··· Material shown ···
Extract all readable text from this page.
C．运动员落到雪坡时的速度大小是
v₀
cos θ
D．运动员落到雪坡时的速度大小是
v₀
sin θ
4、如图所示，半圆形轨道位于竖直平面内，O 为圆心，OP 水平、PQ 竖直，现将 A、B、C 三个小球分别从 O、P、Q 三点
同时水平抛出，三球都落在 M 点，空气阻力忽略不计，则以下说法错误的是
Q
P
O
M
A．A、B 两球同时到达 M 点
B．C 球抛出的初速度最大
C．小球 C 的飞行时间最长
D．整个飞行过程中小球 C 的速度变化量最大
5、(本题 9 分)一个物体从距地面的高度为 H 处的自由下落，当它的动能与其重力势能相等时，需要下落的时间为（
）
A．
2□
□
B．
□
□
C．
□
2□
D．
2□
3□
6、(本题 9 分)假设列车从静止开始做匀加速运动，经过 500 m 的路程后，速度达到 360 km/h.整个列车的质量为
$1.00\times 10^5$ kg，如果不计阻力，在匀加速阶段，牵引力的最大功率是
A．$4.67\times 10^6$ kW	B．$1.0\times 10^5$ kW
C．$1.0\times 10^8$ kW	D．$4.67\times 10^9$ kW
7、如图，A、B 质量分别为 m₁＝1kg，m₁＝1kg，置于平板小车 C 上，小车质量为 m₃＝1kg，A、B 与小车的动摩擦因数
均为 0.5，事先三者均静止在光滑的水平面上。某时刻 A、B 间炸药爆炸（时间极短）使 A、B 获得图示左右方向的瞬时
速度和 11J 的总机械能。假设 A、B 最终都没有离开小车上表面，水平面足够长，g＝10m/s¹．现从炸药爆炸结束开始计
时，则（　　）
···
__Given request__:
All of the material above needs to be retyped word for word.

__Exercise response__:
Extract all readable text from this page.
C．运动员落到雪坡时的速度大小是
v₀
cos θ
D．运动员落到雪坡时的速度大小是
v₀
sin θ
4、如图所示，半圆形轨道位于竖直平面内，O 为圆心，OP 水平、PQ 竖直，现将 A、B、C 三个小球分别从 O、P、Q 三点
同时水平抛出，三球都落在 M 点，空气阻力忽略不计，则以下说法错误的是
Q
P
O
M
A．A、B 两球同时到达 M 点
B．C 球抛出的初速度最大
C．小球 C 的飞行时间最长
D．整个飞行过程中小球 C 的速度变化量最大
5、(本题 9 分)一个物体从距地面的高度为 H 处的自由下落，当它的动能与其重力势能相等时，需要下落的时间为（
）
A．
2□
□
B．
□
□
C．
□
2□
D．
2□
3□
6、(本题 9 分)假设列车从静止开始做匀加速运动，经过 500 m 的路程后，速度达到 360 km/h.整个列车的质量为
$1.00\times 10^5$ kg，如果不计阻力，在匀加速阶段，牵引力的最大功率是
A．$4.67\times 10^6$ kW	B．$1.0\times 10^5$ kW
C．$1.0\times 10^8$ kW	D．$4.67\times 10^9$ kW
7、如图，A、B 质量分别为 m₁＝1kg，m₁＝1kg，置于平板小车 C 上，小车质量为 m₃＝1kg，A、B 与小车的动摩擦因数
均为 0.5，事先三者均静止在光滑的水平面上。某时刻 A、B 间炸药爆炸（时间极短）使 A、B 获得图示左右方向的瞬时
速度和 11J 的总机械能。假设 A、B 最终都没有离开小车上表面，水平面足够长，g＝10m/s¹．现从炸药爆炸结束开始计
时，则（　　）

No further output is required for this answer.